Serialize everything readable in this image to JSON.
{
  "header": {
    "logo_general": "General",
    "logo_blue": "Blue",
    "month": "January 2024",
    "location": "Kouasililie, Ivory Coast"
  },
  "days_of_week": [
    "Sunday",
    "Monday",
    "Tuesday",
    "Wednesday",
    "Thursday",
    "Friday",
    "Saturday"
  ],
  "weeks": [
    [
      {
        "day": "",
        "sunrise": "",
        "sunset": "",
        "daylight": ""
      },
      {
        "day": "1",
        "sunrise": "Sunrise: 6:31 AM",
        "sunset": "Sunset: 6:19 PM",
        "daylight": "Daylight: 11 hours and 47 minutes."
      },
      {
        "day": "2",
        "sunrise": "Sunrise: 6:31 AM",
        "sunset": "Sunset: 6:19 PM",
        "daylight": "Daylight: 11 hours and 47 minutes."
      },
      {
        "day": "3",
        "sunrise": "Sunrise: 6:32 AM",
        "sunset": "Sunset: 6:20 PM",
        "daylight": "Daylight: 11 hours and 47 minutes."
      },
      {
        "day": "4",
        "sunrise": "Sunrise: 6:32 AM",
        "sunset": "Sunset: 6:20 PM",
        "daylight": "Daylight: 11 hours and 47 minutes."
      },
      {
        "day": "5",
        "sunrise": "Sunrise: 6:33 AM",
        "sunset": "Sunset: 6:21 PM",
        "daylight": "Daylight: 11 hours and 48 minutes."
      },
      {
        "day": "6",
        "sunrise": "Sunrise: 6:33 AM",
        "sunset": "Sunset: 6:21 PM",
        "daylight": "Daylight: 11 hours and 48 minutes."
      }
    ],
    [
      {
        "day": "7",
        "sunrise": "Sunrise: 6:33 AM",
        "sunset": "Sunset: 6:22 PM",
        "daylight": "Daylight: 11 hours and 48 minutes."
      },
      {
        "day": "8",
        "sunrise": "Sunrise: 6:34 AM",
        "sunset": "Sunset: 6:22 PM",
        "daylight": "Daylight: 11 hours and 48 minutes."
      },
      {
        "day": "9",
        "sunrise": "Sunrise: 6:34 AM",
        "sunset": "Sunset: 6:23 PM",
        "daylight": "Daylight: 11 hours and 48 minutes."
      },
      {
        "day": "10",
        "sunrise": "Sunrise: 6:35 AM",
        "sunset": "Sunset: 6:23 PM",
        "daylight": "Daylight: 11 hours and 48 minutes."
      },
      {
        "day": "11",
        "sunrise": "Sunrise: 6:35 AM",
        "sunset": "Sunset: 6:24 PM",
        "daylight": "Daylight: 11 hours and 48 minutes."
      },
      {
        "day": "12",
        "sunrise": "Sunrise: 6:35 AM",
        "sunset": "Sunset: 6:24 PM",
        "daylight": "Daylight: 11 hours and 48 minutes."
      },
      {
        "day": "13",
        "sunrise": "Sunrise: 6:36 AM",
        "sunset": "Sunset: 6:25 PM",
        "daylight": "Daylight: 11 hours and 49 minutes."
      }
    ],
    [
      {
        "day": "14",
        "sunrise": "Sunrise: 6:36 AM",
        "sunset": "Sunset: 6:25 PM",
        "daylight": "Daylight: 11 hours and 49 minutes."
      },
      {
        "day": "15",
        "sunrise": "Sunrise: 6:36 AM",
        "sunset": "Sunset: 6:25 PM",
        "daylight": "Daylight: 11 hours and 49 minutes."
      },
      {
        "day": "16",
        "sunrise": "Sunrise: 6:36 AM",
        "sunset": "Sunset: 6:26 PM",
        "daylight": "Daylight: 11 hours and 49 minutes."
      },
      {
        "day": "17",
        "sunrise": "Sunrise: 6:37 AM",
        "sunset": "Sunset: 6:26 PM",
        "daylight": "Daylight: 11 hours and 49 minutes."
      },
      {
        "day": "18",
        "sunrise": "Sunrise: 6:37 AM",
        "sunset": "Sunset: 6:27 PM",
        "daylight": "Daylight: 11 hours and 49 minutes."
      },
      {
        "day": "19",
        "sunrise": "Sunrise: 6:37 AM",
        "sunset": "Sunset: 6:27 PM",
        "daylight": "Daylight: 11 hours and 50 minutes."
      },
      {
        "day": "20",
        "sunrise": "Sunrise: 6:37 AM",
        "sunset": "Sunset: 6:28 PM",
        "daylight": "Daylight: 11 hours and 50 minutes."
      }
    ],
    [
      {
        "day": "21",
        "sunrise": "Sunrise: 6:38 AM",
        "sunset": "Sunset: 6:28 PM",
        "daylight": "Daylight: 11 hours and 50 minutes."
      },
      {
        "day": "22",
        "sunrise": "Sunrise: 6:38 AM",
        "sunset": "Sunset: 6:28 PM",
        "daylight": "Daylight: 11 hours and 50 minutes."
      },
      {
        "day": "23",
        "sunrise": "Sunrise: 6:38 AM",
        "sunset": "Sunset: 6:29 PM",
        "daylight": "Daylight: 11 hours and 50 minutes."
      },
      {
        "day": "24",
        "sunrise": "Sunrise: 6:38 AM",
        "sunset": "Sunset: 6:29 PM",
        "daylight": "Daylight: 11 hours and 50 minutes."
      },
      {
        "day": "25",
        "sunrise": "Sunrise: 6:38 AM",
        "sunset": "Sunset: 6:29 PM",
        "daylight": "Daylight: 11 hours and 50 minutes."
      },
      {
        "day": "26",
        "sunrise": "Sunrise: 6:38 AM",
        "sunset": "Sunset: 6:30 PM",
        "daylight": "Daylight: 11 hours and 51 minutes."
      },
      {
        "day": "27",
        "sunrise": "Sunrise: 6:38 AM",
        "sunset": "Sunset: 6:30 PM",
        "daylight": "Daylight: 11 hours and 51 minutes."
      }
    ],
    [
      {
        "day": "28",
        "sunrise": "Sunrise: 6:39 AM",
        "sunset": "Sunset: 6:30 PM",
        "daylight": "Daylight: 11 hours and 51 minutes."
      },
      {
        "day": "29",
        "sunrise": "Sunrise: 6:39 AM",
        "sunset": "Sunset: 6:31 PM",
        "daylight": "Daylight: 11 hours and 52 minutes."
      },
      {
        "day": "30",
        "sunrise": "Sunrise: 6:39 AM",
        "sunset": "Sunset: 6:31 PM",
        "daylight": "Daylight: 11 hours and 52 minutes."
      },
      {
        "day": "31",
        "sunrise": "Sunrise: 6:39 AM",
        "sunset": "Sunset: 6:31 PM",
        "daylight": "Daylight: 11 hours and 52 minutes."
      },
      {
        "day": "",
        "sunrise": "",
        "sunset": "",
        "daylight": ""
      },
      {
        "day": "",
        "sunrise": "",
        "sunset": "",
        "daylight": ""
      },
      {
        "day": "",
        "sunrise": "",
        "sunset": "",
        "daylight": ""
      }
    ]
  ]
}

################

* [What you need to do] Write the material out again word for word.

* [Finished task]
Serialize everything readable in this image to JSON.
{
  "header": {
    "logo_general": "General",
    "logo_blue": "Blue",
    "month": "January 2024",
    "location": "Kouasililie, Ivory Coast"
  },
  "days_of_week": [
    "Sunday",
    "Monday",
    "Tuesday",
    "Wednesday",
    "Thursday",
    "Friday",
    "Saturday"
  ],
  "weeks": [
    [
      {
        "day": "",
        "sunrise": "",
        "sunset": "",
        "daylight": ""
      },
      {
        "day": "1",
        "sunrise": "Sunrise: 6:31 AM",
        "sunset": "Sunset: 6:19 PM",
        "daylight": "Daylight: 11 hours and 47 minutes."
      },
      {
        "day": "2",
        "sunrise": "Sunrise: 6:31 AM",
        "sunset": "Sunset: 6:19 PM",
        "daylight": "Daylight: 11 hours and 47 minutes."
      },
      {
        "day": "3",
        "sunrise": "Sunrise: 6:32 AM",
        "sunset": "Sunset: 6:20 PM",
        "daylight": "Daylight: 11 hours and 47 minutes."
      },
      {
        "day": "4",
        "sunrise": "Sunrise: 6:32 AM",
        "sunset": "Sunset: 6:20 PM",
        "daylight": "Daylight: 11 hours and 47 minutes."
      },
      {
        "day": "5",
        "sunrise": "Sunrise: 6:33 AM",
        "sunset": "Sunset: 6:21 PM",
        "daylight": "Daylight: 11 hours and 48 minutes."
      },
      {
        "day": "6",
        "sunrise": "Sunrise: 6:33 AM",
        "sunset": "Sunset: 6:21 PM",
        "daylight": "Daylight: 11 hours and 48 minutes."
      }
    ],
    [
      {
        "day": "7",
        "sunrise": "Sunrise: 6:33 AM",
        "sunset": "Sunset: 6:22 PM",
        "daylight": "Daylight: 11 hours and 48 minutes."
      },
      {
        "day": "8",
        "sunrise": "Sunrise: 6:34 AM",
        "sunset": "Sunset: 6:22 PM",
        "daylight": "Daylight: 11 hours and 48 minutes."
      },
      {
        "day": "9",
        "sunrise": "Sunrise: 6:34 AM",
        "sunset": "Sunset: 6:23 PM",
        "daylight": "Daylight: 11 hours and 48 minutes."
      },
      {
        "day": "10",
        "sunrise": "Sunrise: 6:35 AM",
        "sunset": "Sunset: 6:23 PM",
        "daylight": "Daylight: 11 hours and 48 minutes."
      },
      {
        "day": "11",
        "sunrise": "Sunrise: 6:35 AM",
        "sunset": "Sunset: 6:24 PM",
        "daylight": "Daylight: 11 hours and 48 minutes."
      },
      {
        "day": "12",
        "sunrise": "Sunrise: 6:35 AM",
        "sunset": "Sunset: 6:24 PM",
        "daylight": "Daylight: 11 hours and 48 minutes."
      },
      {
        "day": "13",
        "sunrise": "Sunrise: 6:36 AM",
        "sunset": "Sunset: 6:25 PM",
        "daylight": "Daylight: 11 hours and 49 minutes."
      }
    ],
    [
      {
        "day": "14",
        "sunrise": "Sunrise: 6:36 AM",
        "sunset": "Sunset: 6:25 PM",
        "daylight": "Daylight: 11 hours and 49 minutes."
      },
      {
        "day": "15",
        "sunrise": "Sunrise: 6:36 AM",
        "sunset": "Sunset: 6:25 PM",
        "daylight": "Daylight: 11 hours and 49 minutes."
      },
      {
        "day": "16",
        "sunrise": "Sunrise: 6:36 AM",
        "sunset": "Sunset: 6:26 PM",
        "daylight": "Daylight: 11 hours and 49 minutes."
      },
      {
        "day": "17",
        "sunrise": "Sunrise: 6:37 AM",
        "sunset": "Sunset: 6:26 PM",
        "daylight": "Daylight: 11 hours and 49 minutes."
      },
      {
        "day": "18",
        "sunrise": "Sunrise: 6:37 AM",
        "sunset": "Sunset: 6:27 PM",
        "daylight": "Daylight: 11 hours and 49 minutes."
      },
      {
        "day": "19",
        "sunrise": "Sunrise: 6:37 AM",
        "sunset": "Sunset: 6:27 PM",
        "daylight": "Daylight: 11 hours and 50 minutes."
      },
      {
        "day": "20",
        "sunrise": "Sunrise: 6:37 AM",
        "sunset": "Sunset: 6:28 PM",
        "daylight": "Daylight: 11 hours and 50 minutes."
      }
    ],
    [
      {
        "day": "21",
        "sunrise": "Sunrise: 6:38 AM",
        "sunset": "Sunset: 6:28 PM",
        "daylight": "Daylight: 11 hours and 50 minutes."
      },
      {
        "day": "22",
        "sunrise": "Sunrise: 6:38 AM",
        "sunset": "Sunset: 6:28 PM",
        "daylight": "Daylight: 11 hours and 50 minutes."
      },
      {
        "day": "23",
        "sunrise": "Sunrise: 6:38 AM",
        "sunset": "Sunset: 6:29 PM",
        "daylight": "Daylight: 11 hours and 50 minutes."
      },
      {
        "day": "24",
        "sunrise": "Sunrise: 6:38 AM",
        "sunset": "Sunset: 6:29 PM",
        "daylight": "Daylight: 11 hours and 50 minutes."
      },
      {
        "day": "25",
        "sunrise": "Sunrise: 6:38 AM",
        "sunset": "Sunset: 6:29 PM",
        "daylight": "Daylight: 11 hours and 50 minutes."
      },
      {
        "day": "26",
        "sunrise": "Sunrise: 6:38 AM",
        "sunset": "Sunset: 6:30 PM",
        "daylight": "Daylight: 11 hours and 51 minutes."
      },
      {
        "day": "27",
        "sunrise": "Sunrise: 6:38 AM",
        "sunset": "Sunset: 6:30 PM",
        "daylight": "Daylight: 11 hours and 51 minutes."
      }
    ],
    [
      {
        "day": "28",
        "sunrise": "Sunrise: 6:39 AM",
        "sunset": "Sunset: 6:30 PM",
        "daylight": "Daylight: 11 hours and 51 minutes."
      },
      {
        "day": "29",
        "sunrise": "Sunrise: 6:39 AM",
        "sunset": "Sunset: 6:31 PM",
        "daylight": "Daylight: 11 hours and 52 minutes."
      },
      {
        "day": "30",
        "sunrise": "Sunrise: 6:39 AM",
        "sunset": "Sunset: 6:31 PM",
        "daylight": "Daylight: 11 hours and 52 minutes."
      },
      {
        "day": "31",
        "sunrise": "Sunrise: 6:39 AM",
        "sunset": "Sunset: 6:31 PM",
        "daylight": "Daylight: 11 hours and 52 minutes."
      },
      {
        "day": "",
        "sunrise": "",
        "sunset": "",
        "daylight": ""
      },
      {
        "day": "",
        "sunrise": "",
        "sunset": "",
        "daylight": ""
      },
      {
        "day": "",
        "sunrise": "",
        "sunset": "",
        "daylight": ""
      }
    ]
  ]
}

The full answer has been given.